[Dataset entries]
----------------------------------------

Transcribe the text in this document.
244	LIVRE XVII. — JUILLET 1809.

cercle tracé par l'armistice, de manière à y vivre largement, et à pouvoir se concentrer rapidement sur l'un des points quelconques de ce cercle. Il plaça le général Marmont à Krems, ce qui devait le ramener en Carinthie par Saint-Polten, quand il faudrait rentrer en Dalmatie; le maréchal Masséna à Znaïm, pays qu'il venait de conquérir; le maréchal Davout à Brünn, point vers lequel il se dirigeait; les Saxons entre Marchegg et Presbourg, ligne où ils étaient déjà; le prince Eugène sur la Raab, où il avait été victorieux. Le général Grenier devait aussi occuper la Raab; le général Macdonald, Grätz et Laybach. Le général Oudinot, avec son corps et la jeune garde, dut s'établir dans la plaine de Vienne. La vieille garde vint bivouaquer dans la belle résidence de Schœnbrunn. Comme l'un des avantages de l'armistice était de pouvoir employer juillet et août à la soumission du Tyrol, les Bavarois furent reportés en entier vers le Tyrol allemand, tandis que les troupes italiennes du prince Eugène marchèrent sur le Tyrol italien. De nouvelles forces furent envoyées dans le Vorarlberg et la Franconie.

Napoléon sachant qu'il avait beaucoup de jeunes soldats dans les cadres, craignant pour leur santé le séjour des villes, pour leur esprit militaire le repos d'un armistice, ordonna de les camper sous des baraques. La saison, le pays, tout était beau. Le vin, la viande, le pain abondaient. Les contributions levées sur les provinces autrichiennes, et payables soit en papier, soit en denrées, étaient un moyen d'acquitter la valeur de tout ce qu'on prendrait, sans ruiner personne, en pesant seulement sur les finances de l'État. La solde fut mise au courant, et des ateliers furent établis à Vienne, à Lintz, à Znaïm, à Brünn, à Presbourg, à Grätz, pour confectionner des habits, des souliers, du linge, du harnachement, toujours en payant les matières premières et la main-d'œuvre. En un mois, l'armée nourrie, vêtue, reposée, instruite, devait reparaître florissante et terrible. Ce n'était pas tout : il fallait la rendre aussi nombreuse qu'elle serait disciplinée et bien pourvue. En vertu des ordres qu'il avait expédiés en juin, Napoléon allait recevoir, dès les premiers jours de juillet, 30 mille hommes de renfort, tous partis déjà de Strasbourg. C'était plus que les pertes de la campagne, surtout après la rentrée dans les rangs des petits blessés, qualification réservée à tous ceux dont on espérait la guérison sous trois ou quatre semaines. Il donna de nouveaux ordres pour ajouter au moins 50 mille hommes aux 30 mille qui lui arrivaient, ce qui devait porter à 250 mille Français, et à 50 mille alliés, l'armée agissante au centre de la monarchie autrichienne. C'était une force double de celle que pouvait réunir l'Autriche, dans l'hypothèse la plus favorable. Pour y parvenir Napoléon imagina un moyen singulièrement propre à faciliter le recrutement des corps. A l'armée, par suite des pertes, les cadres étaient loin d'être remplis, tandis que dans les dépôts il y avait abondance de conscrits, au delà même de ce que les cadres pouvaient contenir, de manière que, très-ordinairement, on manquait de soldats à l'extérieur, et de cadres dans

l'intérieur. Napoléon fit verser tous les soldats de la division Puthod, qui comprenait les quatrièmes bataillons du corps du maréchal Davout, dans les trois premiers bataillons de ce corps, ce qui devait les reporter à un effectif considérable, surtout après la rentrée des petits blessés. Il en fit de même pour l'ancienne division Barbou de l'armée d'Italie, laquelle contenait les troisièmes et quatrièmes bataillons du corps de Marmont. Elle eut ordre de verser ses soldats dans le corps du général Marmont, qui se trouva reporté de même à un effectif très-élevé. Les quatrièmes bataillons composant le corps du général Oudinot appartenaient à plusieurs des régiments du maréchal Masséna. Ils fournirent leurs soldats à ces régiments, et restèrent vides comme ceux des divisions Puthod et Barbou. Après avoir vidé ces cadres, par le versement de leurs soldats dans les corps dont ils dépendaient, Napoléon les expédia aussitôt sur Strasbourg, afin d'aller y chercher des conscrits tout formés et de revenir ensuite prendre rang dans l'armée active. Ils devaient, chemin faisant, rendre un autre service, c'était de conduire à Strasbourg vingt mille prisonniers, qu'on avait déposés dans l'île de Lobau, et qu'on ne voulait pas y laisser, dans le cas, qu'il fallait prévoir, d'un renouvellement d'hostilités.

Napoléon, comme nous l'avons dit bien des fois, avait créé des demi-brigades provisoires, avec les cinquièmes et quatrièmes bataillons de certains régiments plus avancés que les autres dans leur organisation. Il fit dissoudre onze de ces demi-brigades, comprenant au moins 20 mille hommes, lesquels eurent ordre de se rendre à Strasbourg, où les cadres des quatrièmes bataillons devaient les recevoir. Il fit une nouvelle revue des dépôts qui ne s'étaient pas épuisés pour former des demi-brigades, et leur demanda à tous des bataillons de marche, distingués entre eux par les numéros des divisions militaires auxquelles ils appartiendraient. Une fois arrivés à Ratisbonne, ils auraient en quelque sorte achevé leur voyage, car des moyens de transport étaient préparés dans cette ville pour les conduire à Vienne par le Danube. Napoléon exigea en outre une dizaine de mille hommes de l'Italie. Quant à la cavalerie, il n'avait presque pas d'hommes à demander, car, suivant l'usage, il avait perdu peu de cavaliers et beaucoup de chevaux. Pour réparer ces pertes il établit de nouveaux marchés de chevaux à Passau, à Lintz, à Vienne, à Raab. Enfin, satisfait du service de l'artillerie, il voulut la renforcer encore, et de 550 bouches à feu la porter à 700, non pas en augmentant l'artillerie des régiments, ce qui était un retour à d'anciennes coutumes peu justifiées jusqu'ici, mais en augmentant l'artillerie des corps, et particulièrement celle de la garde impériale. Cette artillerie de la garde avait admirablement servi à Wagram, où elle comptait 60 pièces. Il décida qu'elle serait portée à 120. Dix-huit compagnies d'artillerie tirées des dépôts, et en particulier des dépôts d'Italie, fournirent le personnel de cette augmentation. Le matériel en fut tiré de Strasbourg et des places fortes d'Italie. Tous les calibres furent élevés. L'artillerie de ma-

----------------------------------------

Exercise objective -
Write out the listing once more, matching it exactly.

Exercise answer -
Transcribe the text in this document.
244	LIVRE XVII. — JUILLET 1809.

cercle tracé par l'armistice, de manière à y vivre largement, et à pouvoir se concentrer rapidement sur l'un des points quelconques de ce cercle. Il plaça le général Marmont à Krems, ce qui devait le ramener en Carinthie par Saint-Polten, quand il faudrait rentrer en Dalmatie; le maréchal Masséna à Znaïm, pays qu'il venait de conquérir; le maréchal Davout à Brünn, point vers lequel il se dirigeait; les Saxons entre Marchegg et Presbourg, ligne où ils étaient déjà; le prince Eugène sur la Raab, où il avait été victorieux. Le général Grenier devait aussi occuper la Raab; le général Macdonald, Grätz et Laybach. Le général Oudinot, avec son corps et la jeune garde, dut s'établir dans la plaine de Vienne. La vieille garde vint bivouaquer dans la belle résidence de Schœnbrunn. Comme l'un des avantages de l'armistice était de pouvoir employer juillet et août à la soumission du Tyrol, les Bavarois furent reportés en entier vers le Tyrol allemand, tandis que les troupes italiennes du prince Eugène marchèrent sur le Tyrol italien. De nouvelles forces furent envoyées dans le Vorarlberg et la Franconie.

Napoléon sachant qu'il avait beaucoup de jeunes soldats dans les cadres, craignant pour leur santé le séjour des villes, pour leur esprit militaire le repos d'un armistice, ordonna de les camper sous des baraques. La saison, le pays, tout était beau. Le vin, la viande, le pain abondaient. Les contributions levées sur les provinces autrichiennes, et payables soit en papier, soit en denrées, étaient un moyen d'acquitter la valeur de tout ce qu'on prendrait, sans ruiner personne, en pesant seulement sur les finances de l'État. La solde fut mise au courant, et des ateliers furent établis à Vienne, à Lintz, à Znaïm, à Brünn, à Presbourg, à Grätz, pour confectionner des habits, des souliers, du linge, du harnachement, toujours en payant les matières premières et la main-d'œuvre. En un mois, l'armée nourrie, vêtue, reposée, instruite, devait reparaître florissante et terrible. Ce n'était pas tout : il fallait la rendre aussi nombreuse qu'elle serait disciplinée et bien pourvue. En vertu des ordres qu'il avait expédiés en juin, Napoléon allait recevoir, dès les premiers jours de juillet, 30 mille hommes de renfort, tous partis déjà de Strasbourg. C'était plus que les pertes de la campagne, surtout après la rentrée dans les rangs des petits blessés, qualification réservée à tous ceux dont on espérait la guérison sous trois ou quatre semaines. Il donna de nouveaux ordres pour ajouter au moins 50 mille hommes aux 30 mille qui lui arrivaient, ce qui devait porter à 250 mille Français, et à 50 mille alliés, l'armée agissante au centre de la monarchie autrichienne. C'était une force double de celle que pouvait réunir l'Autriche, dans l'hypothèse la plus favorable. Pour y parvenir Napoléon imagina un moyen singulièrement propre à faciliter le recrutement des corps. A l'armée, par suite des pertes, les cadres étaient loin d'être remplis, tandis que dans les dépôts il y avait abondance de conscrits, au delà même de ce que les cadres pouvaient contenir, de manière que, très-ordinairement, on manquait de soldats à l'extérieur, et de cadres dans

l'intérieur. Napoléon fit verser tous les soldats de la division Puthod, qui comprenait les quatrièmes bataillons du corps du maréchal Davout, dans les trois premiers bataillons de ce corps, ce qui devait les reporter à un effectif considérable, surtout après la rentrée des petits blessés. Il en fit de même pour l'ancienne division Barbou de l'armée d'Italie, laquelle contenait les troisièmes et quatrièmes bataillons du corps de Marmont. Elle eut ordre de verser ses soldats dans le corps du général Marmont, qui se trouva reporté de même à un effectif très-élevé. Les quatrièmes bataillons composant le corps du général Oudinot appartenaient à plusieurs des régiments du maréchal Masséna. Ils fournirent leurs soldats à ces régiments, et restèrent vides comme ceux des divisions Puthod et Barbou. Après avoir vidé ces cadres, par le versement de leurs soldats dans les corps dont ils dépendaient, Napoléon les expédia aussitôt sur Strasbourg, afin d'aller y chercher des conscrits tout formés et de revenir ensuite prendre rang dans l'armée active. Ils devaient, chemin faisant, rendre un autre service, c'était de conduire à Strasbourg vingt mille prisonniers, qu'on avait déposés dans l'île de Lobau, et qu'on ne voulait pas y laisser, dans le cas, qu'il fallait prévoir, d'un renouvellement d'hostilités.

Napoléon, comme nous l'avons dit bien des fois, avait créé des demi-brigades provisoires, avec les cinquièmes et quatrièmes bataillons de certains régiments plus avancés que les autres dans leur organisation. Il fit dissoudre onze de ces demi-brigades, comprenant au moins 20 mille hommes, lesquels eurent ordre de se rendre à Strasbourg, où les cadres des quatrièmes bataillons devaient les recevoir. Il fit une nouvelle revue des dépôts qui ne s'étaient pas épuisés pour former des demi-brigades, et leur demanda à tous des bataillons de marche, distingués entre eux par les numéros des divisions militaires auxquelles ils appartiendraient. Une fois arrivés à Ratisbonne, ils auraient en quelque sorte achevé leur voyage, car des moyens de transport étaient préparés dans cette ville pour les conduire à Vienne par le Danube. Napoléon exigea en outre une dizaine de mille hommes de l'Italie. Quant à la cavalerie, il n'avait presque pas d'hommes à demander, car, suivant l'usage, il avait perdu peu de cavaliers et beaucoup de chevaux. Pour réparer ces pertes il établit de nouveaux marchés de chevaux à Passau, à Lintz, à Vienne, à Raab. Enfin, satisfait du service de l'artillerie, il voulut la renforcer encore, et de 550 bouches à feu la porter à 700, non pas en augmentant l'artillerie des régiments, ce qui était un retour à d'anciennes coutumes peu justifiées jusqu'ici, mais en augmentant l'artillerie des corps, et particulièrement celle de la garde impériale. Cette artillerie de la garde avait admirablement servi à Wagram, où elle comptait 60 pièces. Il décida qu'elle serait portée à 120. Dix-huit compagnies d'artillerie tirées des dépôts, et en particulier des dépôts d'Italie, fournirent le personnel de cette augmentation. Le matériel en fut tiré de Strasbourg et des places fortes d'Italie. Tous les calibres furent élevés. L'artillerie de ma-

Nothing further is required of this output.